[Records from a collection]

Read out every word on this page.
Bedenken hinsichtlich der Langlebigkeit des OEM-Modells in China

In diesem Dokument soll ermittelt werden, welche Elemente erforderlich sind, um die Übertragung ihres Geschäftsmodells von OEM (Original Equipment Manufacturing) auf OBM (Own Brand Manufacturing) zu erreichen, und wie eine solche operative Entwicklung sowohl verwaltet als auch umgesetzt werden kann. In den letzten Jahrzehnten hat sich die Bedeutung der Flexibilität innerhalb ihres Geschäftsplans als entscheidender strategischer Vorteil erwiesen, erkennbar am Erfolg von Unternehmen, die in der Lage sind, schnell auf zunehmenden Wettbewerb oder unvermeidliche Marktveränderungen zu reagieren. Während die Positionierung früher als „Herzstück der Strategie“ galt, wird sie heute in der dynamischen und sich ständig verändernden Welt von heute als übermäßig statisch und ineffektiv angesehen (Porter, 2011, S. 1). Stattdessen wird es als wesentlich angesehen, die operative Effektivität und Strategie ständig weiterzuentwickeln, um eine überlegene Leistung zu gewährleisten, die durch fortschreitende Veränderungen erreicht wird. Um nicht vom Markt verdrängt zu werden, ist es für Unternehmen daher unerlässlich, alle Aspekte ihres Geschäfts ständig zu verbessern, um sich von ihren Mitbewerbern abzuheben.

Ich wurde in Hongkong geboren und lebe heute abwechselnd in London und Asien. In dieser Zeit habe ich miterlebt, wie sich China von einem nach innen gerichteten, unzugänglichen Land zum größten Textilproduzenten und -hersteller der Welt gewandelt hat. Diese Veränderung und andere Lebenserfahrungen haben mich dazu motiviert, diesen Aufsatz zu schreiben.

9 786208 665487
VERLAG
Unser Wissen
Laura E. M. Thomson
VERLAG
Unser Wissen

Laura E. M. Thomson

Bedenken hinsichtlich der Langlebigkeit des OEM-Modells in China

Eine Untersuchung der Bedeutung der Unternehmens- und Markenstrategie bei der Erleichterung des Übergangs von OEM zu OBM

● **WHAT THE TASK REQUIRES**: All of the entries above need to be reproduced exactly.

● **THE RESULT**:
Read out every word on this page.
Bedenken hinsichtlich der Langlebigkeit des OEM-Modells in China

In diesem Dokument soll ermittelt werden, welche Elemente erforderlich sind, um die Übertragung ihres Geschäftsmodells von OEM (Original Equipment Manufacturing) auf OBM (Own Brand Manufacturing) zu erreichen, und wie eine solche operative Entwicklung sowohl verwaltet als auch umgesetzt werden kann. In den letzten Jahrzehnten hat sich die Bedeutung der Flexibilität innerhalb ihres Geschäftsplans als entscheidender strategischer Vorteil erwiesen, erkennbar am Erfolg von Unternehmen, die in der Lage sind, schnell auf zunehmenden Wettbewerb oder unvermeidliche Marktveränderungen zu reagieren. Während die Positionierung früher als „Herzstück der Strategie“ galt, wird sie heute in der dynamischen und sich ständig verändernden Welt von heute als übermäßig statisch und ineffektiv angesehen (Porter, 2011, S. 1). Stattdessen wird es als wesentlich angesehen, die operative Effektivität und Strategie ständig weiterzuentwickeln, um eine überlegene Leistung zu gewährleisten, die durch fortschreitende Veränderungen erreicht wird. Um nicht vom Markt verdrängt zu werden, ist es für Unternehmen daher unerlässlich, alle Aspekte ihres Geschäfts ständig zu verbessern, um sich von ihren Mitbewerbern abzuheben.

Ich wurde in Hongkong geboren und lebe heute abwechselnd in London und Asien. In dieser Zeit habe ich miterlebt, wie sich China von einem nach innen gerichteten, unzugänglichen Land zum größten Textilproduzenten und -hersteller der Welt gewandelt hat. Diese Veränderung und andere Lebenserfahrungen haben mich dazu motiviert, diesen Aufsatz zu schreiben.

9 786208 665487
VERLAG
Unser Wissen
Laura E. M. Thomson
VERLAG
Unser Wissen

Laura E. M. Thomson

Bedenken hinsichtlich der Langlebigkeit des OEM-Modells in China

Eine Untersuchung der Bedeutung der Unternehmens- und Markenstrategie bei der Erleichterung des Übergangs von OEM zu OBM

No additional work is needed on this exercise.